─── EXERCISE DATA

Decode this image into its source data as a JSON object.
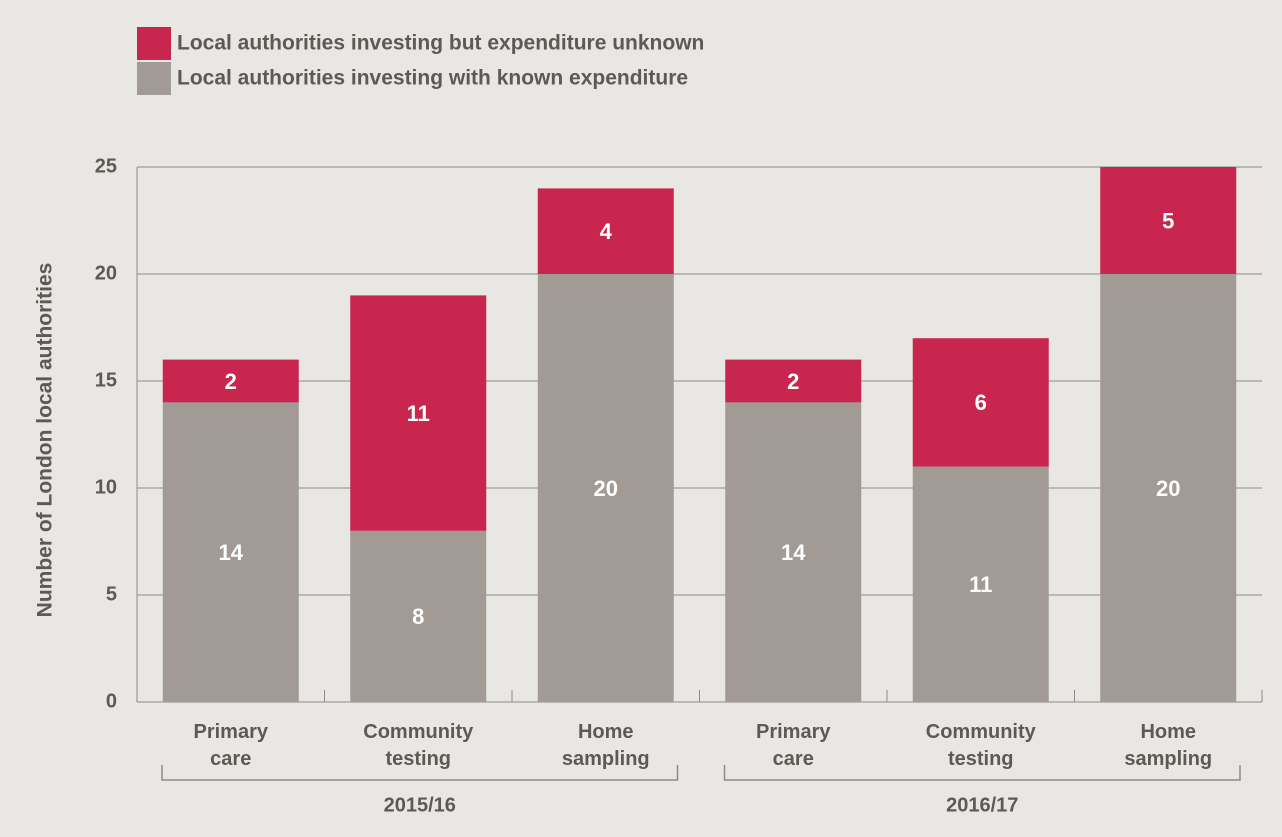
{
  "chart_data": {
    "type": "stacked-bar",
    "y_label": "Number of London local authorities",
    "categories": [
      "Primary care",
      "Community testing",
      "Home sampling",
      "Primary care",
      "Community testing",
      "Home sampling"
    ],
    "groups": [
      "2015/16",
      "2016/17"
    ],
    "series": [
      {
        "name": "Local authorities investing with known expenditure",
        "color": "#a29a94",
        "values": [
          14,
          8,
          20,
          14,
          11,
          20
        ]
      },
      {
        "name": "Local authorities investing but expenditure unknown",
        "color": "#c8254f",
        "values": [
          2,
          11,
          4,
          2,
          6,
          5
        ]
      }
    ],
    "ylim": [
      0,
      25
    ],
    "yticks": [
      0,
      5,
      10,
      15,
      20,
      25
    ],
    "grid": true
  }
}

──────

▶ WRITTEN REQUEST
Transcribe every record above exactly, leaving out the pictures.

▶ SOLVED PROBLEM
Decode this image into its source data as a JSON object.
{
  "chart_data": {
    "type": "stacked-bar",
    "y_label": "Number of London local authorities",
    "categories": [
      "Primary care",
      "Community testing",
      "Home sampling",
      "Primary care",
      "Community testing",
      "Home sampling"
    ],
    "groups": [
      "2015/16",
      "2016/17"
    ],
    "series": [
      {
        "name": "Local authorities investing with known expenditure",
        "color": "#a29a94",
        "values": [
          14,
          8,
          20,
          14,
          11,
          20
        ]
      },
      {
        "name": "Local authorities investing but expenditure unknown",
        "color": "#c8254f",
        "values": [
          2,
          11,
          4,
          2,
          6,
          5
        ]
      }
    ],
    "ylim": [
      0,
      25
    ],
    "yticks": [
      0,
      5,
      10,
      15,
      20,
      25
    ],
    "grid": true
  }
}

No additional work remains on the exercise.